[Stored data entries]

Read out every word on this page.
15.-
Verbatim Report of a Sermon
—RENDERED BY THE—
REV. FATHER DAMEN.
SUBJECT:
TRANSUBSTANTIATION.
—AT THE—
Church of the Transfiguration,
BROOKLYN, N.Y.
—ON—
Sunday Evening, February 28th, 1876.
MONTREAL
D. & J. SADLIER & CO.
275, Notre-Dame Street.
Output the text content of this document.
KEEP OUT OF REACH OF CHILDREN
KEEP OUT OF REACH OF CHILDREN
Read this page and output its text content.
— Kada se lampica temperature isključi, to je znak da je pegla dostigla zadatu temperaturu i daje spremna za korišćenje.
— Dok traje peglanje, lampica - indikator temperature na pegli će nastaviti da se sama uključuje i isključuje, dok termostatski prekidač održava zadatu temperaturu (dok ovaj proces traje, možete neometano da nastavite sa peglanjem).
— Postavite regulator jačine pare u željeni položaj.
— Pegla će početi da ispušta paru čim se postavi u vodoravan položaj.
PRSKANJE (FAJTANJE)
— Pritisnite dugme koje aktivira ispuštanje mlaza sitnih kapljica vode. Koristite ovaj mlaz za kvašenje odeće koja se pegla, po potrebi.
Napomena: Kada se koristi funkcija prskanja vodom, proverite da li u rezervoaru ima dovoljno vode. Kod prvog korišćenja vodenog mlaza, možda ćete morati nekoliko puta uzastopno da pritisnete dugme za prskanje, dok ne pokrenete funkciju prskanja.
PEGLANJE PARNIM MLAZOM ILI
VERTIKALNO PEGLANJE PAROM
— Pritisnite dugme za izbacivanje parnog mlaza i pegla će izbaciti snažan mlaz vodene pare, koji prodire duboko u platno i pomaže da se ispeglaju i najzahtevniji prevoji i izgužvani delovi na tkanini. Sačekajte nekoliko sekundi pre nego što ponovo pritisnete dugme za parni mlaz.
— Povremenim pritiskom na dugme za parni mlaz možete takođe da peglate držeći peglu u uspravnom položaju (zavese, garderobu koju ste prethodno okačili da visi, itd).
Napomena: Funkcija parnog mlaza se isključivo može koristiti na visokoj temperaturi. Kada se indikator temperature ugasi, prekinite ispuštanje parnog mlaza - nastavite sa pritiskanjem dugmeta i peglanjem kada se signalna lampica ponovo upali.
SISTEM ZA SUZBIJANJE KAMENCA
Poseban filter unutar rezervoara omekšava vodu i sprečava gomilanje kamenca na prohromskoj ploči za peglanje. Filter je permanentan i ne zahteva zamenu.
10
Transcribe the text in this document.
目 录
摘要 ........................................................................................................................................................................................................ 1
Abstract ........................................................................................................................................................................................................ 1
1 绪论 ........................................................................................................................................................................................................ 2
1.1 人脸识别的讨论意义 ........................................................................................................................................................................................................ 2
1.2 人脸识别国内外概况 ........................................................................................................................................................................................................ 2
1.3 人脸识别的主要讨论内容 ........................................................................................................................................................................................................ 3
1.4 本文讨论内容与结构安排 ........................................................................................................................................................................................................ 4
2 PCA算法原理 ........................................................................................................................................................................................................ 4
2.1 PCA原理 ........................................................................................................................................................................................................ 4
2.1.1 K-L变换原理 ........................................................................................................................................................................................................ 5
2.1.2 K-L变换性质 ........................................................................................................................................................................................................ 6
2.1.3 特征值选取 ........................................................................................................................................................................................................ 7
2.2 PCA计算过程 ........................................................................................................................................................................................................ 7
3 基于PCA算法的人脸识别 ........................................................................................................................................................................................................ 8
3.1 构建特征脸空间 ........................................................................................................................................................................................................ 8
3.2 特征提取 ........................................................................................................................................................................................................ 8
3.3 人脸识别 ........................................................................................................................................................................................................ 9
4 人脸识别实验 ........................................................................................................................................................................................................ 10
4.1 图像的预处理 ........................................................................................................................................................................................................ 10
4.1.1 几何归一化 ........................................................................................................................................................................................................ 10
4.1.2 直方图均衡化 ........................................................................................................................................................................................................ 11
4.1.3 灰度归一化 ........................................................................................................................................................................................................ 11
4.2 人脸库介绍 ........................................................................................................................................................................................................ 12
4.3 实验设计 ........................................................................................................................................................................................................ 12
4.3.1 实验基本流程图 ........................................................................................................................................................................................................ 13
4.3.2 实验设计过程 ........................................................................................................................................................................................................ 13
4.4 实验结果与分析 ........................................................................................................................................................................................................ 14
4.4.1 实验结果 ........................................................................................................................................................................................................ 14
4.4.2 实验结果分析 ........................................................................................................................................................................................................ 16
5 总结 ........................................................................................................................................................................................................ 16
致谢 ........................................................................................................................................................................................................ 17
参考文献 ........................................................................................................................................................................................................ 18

→ **Exercise requirements**
Copy out each line above, character for character.

→ **Solution**
Read out every word on this page.
15.-
Verbatim Report of a Sermon
—RENDERED BY THE—
REV. FATHER DAMEN.
SUBJECT:
TRANSUBSTANTIATION.
—AT THE—
Church of the Transfiguration,
BROOKLYN, N.Y.
—ON—
Sunday Evening, February 28th, 1876.
MONTREAL
D. & J. SADLIER & CO.
275, Notre-Dame Street.
Output the text content of this document.
KEEP OUT OF REACH OF CHILDREN
KEEP OUT OF REACH OF CHILDREN
Read this page and output its text content.
— Kada se lampica temperature isključi, to je znak da je pegla dostigla zadatu temperaturu i daje spremna za korišćenje.
— Dok traje peglanje, lampica - indikator temperature na pegli će nastaviti da se sama uključuje i isključuje, dok termostatski prekidač održava zadatu temperaturu (dok ovaj proces traje, možete neometano da nastavite sa peglanjem).
— Postavite regulator jačine pare u željeni položaj.
— Pegla će početi da ispušta paru čim se postavi u vodoravan položaj.
PRSKANJE (FAJTANJE)
— Pritisnite dugme koje aktivira ispuštanje mlaza sitnih kapljica vode. Koristite ovaj mlaz za kvašenje odeće koja se pegla, po potrebi.
Napomena: Kada se koristi funkcija prskanja vodom, proverite da li u rezervoaru ima dovoljno vode. Kod prvog korišćenja vodenog mlaza, možda ćete morati nekoliko puta uzastopno da pritisnete dugme za prskanje, dok ne pokrenete funkciju prskanja.
PEGLANJE PARNIM MLAZOM ILI
VERTIKALNO PEGLANJE PAROM
— Pritisnite dugme za izbacivanje parnog mlaza i pegla će izbaciti snažan mlaz vodene pare, koji prodire duboko u platno i pomaže da se ispeglaju i najzahtevniji prevoji i izgužvani delovi na tkanini. Sačekajte nekoliko sekundi pre nego što ponovo pritisnete dugme za parni mlaz.
— Povremenim pritiskom na dugme za parni mlaz možete takođe da peglate držeći peglu u uspravnom položaju (zavese, garderobu koju ste prethodno okačili da visi, itd).
Napomena: Funkcija parnog mlaza se isključivo može koristiti na visokoj temperaturi. Kada se indikator temperature ugasi, prekinite ispuštanje parnog mlaza - nastavite sa pritiskanjem dugmeta i peglanjem kada se signalna lampica ponovo upali.
SISTEM ZA SUZBIJANJE KAMENCA
Poseban filter unutar rezervoara omekšava vodu i sprečava gomilanje kamenca na prohromskoj ploči za peglanje. Filter je permanentan i ne zahteva zamenu.
10
Transcribe the text in this document.
目 录
摘要 ........................................................................................................................................................................................................ 1
Abstract ........................................................................................................................................................................................................ 1
1 绪论 ........................................................................................................................................................................................................ 2
1.1 人脸识别的讨论意义 ........................................................................................................................................................................................................ 2
1.2 人脸识别国内外概况 ........................................................................................................................................................................................................ 2
1.3 人脸识别的主要讨论内容 ........................................................................................................................................................................................................ 3
1.4 本文讨论内容与结构安排 ........................................................................................................................................................................................................ 4
2 PCA算法原理 ........................................................................................................................................................................................................ 4
2.1 PCA原理 ........................................................................................................................................................................................................ 4
2.1.1 K-L变换原理 ........................................................................................................................................................................................................ 5
2.1.2 K-L变换性质 ........................................................................................................................................................................................................ 6
2.1.3 特征值选取 ........................................................................................................................................................................................................ 7
2.2 PCA计算过程 ........................................................................................................................................................................................................ 7
3 基于PCA算法的人脸识别 ........................................................................................................................................................................................................ 8
3.1 构建特征脸空间 ........................................................................................................................................................................................................ 8
3.2 特征提取 ........................................................................................................................................................................................................ 8
3.3 人脸识别 ........................................................................................................................................................................................................ 9
4 人脸识别实验 ........................................................................................................................................................................................................ 10
4.1 图像的预处理 ........................................................................................................................................................................................................ 10
4.1.1 几何归一化 ........................................................................................................................................................................................................ 10
4.1.2 直方图均衡化 ........................................................................................................................................................................................................ 11
4.1.3 灰度归一化 ........................................................................................................................................................................................................ 11
4.2 人脸库介绍 ........................................................................................................................................................................................................ 12
4.3 实验设计 ........................................................................................................................................................................................................ 12
4.3.1 实验基本流程图 ........................................................................................................................................................................................................ 13
4.3.2 实验设计过程 ........................................................................................................................................................................................................ 13
4.4 实验结果与分析 ........................................................................................................................................................................................................ 14
4.4.1 实验结果 ........................................................................................................................................................................................................ 14
4.4.2 实验结果分析 ........................................................................................................................................................................................................ 16
5 总结 ........................................................................................................................................................................................................ 16
致谢 ........................................................................................................................................................................................................ 17
参考文献 ........................................................................................................................................................................................................ 18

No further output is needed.